• What is required
Extract each line bearing the word "type".

**** Items ****

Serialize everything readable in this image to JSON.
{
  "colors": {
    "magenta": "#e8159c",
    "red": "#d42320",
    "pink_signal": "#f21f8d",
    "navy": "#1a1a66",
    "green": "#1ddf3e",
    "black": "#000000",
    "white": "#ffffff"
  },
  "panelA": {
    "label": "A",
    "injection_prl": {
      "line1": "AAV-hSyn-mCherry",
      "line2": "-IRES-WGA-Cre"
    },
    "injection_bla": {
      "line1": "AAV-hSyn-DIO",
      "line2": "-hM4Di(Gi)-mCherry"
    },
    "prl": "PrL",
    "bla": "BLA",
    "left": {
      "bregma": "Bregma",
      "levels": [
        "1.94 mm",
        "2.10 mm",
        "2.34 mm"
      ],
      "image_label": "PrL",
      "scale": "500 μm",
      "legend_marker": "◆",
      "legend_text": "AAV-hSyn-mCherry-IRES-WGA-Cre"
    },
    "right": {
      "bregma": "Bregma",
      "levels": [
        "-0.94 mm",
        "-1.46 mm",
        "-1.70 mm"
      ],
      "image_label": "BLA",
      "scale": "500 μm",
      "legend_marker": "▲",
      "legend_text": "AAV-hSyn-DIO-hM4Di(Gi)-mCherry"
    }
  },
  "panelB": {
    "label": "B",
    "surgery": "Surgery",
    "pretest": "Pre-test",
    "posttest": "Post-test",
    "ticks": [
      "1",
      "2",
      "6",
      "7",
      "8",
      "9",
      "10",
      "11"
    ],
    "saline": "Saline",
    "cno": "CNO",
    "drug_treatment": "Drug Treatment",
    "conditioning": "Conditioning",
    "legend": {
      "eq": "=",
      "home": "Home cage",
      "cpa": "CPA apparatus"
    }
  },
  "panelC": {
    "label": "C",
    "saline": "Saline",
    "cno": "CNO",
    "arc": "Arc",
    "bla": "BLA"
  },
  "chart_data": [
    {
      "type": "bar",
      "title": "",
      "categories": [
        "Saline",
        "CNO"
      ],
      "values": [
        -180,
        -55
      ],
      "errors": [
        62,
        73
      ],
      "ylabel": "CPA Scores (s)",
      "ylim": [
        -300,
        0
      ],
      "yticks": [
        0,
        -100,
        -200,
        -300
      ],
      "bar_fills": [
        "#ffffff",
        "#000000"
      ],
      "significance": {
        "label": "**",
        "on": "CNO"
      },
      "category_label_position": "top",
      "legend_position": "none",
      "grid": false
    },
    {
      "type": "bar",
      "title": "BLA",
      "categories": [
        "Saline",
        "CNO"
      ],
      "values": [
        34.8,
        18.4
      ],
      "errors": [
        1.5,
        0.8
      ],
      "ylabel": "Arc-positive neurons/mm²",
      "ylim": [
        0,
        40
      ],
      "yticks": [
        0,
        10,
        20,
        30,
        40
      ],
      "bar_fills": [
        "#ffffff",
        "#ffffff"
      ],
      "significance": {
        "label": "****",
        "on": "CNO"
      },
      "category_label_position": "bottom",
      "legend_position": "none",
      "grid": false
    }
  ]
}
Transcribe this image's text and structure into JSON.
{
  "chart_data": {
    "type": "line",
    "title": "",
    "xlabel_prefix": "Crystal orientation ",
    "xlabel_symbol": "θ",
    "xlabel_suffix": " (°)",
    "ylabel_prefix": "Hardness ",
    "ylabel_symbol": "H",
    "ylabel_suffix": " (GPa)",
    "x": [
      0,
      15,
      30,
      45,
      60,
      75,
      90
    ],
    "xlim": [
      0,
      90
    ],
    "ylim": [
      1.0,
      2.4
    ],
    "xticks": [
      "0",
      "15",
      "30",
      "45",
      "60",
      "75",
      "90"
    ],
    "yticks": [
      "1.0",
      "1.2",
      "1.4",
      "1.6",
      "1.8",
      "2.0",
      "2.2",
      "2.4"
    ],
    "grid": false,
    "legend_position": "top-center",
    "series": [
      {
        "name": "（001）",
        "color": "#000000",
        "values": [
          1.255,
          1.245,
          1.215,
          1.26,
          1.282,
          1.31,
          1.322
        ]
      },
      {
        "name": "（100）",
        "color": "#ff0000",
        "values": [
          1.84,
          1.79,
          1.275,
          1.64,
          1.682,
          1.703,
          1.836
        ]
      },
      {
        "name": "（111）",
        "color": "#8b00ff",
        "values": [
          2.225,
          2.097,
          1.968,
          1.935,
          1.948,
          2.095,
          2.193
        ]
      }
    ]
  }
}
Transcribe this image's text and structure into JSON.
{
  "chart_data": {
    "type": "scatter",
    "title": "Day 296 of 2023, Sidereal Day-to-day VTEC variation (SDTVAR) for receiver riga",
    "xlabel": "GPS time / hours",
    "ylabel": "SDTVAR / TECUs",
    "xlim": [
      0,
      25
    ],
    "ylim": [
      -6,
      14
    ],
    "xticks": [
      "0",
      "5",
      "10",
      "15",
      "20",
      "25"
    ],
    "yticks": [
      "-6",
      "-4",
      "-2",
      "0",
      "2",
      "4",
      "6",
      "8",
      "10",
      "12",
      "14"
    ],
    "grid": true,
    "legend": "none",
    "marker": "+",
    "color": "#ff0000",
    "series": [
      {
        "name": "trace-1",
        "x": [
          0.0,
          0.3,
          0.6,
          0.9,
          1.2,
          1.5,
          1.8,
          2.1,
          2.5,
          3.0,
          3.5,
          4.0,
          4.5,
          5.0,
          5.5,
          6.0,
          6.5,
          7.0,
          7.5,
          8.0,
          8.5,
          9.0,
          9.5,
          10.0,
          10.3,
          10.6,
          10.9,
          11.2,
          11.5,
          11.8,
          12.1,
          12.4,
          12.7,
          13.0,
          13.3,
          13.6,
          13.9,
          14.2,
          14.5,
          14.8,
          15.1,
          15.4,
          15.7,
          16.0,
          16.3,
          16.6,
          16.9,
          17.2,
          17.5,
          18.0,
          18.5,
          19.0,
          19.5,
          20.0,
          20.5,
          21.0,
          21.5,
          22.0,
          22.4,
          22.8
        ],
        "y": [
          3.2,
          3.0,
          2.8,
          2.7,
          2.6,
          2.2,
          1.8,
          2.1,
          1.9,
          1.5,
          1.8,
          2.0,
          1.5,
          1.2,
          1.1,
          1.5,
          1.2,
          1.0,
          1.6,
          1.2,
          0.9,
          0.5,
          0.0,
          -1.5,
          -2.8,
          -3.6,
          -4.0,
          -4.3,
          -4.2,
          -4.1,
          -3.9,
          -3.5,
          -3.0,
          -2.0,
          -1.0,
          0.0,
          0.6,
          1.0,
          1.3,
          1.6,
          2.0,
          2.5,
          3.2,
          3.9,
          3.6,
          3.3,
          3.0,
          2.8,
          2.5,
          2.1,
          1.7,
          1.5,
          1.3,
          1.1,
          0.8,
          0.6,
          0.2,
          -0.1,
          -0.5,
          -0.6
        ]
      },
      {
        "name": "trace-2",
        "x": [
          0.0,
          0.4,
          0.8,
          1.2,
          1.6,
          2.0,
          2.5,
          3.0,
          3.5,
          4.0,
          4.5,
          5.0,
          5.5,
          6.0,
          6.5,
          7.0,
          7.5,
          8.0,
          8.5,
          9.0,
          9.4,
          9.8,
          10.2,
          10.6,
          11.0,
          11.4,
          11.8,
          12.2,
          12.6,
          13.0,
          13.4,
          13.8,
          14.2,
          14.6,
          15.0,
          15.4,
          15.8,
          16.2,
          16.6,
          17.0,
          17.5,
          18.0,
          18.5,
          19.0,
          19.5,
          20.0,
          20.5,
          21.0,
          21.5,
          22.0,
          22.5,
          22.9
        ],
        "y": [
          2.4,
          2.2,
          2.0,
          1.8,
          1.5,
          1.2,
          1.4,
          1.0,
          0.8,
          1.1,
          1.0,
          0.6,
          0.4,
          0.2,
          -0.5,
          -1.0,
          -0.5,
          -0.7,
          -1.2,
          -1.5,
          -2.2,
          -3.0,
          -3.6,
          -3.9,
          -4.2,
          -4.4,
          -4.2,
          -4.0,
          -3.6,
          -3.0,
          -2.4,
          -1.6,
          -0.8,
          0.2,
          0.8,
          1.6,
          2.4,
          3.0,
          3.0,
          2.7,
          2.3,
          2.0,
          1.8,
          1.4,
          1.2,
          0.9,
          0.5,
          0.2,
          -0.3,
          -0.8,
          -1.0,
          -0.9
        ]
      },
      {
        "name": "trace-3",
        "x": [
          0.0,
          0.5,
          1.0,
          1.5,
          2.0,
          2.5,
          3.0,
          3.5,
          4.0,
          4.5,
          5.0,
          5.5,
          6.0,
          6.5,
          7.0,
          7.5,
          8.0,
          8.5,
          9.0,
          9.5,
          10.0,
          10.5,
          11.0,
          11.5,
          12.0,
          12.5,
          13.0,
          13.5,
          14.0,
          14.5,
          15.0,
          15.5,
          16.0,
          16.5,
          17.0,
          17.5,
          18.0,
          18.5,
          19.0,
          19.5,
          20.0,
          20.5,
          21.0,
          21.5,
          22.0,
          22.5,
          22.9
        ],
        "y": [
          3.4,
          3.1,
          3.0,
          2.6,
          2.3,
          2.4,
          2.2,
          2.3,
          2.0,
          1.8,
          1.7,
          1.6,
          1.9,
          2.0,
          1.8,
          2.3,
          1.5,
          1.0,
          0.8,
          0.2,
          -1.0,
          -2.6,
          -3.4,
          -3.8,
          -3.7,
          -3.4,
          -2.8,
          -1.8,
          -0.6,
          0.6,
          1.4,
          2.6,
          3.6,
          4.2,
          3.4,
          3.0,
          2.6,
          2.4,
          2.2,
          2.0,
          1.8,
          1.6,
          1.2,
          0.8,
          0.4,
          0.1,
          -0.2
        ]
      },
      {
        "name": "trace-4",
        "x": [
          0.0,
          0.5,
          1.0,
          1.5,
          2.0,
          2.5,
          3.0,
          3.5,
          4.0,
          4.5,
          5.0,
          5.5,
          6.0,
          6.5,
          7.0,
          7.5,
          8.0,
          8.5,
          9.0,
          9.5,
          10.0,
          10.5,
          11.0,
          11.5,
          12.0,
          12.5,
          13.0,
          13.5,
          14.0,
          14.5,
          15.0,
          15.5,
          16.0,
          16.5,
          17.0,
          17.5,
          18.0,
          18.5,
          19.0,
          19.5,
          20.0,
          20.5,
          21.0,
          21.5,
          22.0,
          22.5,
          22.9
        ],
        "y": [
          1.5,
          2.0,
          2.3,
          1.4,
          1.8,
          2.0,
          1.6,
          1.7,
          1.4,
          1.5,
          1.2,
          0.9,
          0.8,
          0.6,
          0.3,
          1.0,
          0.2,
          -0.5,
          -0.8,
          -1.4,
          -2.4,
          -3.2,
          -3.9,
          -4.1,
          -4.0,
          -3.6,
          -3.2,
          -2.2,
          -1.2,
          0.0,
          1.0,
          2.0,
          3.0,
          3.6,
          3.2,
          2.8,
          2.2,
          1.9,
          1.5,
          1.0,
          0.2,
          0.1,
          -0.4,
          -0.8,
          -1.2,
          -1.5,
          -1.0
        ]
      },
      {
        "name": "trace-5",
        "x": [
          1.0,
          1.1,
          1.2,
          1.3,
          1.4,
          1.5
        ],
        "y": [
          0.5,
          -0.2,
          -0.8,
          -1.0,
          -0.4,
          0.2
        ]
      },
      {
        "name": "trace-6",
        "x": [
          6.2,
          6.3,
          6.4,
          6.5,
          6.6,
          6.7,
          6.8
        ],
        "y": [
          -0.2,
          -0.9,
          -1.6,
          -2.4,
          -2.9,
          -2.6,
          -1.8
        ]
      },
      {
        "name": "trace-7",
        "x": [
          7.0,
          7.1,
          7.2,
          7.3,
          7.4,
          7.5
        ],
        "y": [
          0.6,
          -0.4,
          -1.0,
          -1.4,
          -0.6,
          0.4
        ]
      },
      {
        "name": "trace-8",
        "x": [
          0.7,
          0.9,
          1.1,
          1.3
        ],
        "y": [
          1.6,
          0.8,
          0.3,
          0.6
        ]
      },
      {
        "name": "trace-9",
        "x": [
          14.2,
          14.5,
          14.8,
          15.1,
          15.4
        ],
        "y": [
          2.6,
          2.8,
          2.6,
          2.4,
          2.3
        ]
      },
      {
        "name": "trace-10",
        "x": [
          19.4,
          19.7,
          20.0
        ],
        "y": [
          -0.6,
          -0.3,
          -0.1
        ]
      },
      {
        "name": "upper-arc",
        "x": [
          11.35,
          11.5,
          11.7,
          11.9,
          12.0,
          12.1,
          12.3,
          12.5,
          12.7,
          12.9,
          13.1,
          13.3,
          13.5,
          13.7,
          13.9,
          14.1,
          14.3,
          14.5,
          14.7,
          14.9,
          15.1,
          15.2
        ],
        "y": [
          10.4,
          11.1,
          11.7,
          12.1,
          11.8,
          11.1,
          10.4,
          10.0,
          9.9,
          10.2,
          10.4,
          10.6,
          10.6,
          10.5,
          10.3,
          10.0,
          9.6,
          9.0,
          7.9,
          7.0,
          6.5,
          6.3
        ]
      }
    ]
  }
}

****

• Response to the exercise
      "type": "bar",
      "type": "bar",
    "type": "line",
    "type": "scatter",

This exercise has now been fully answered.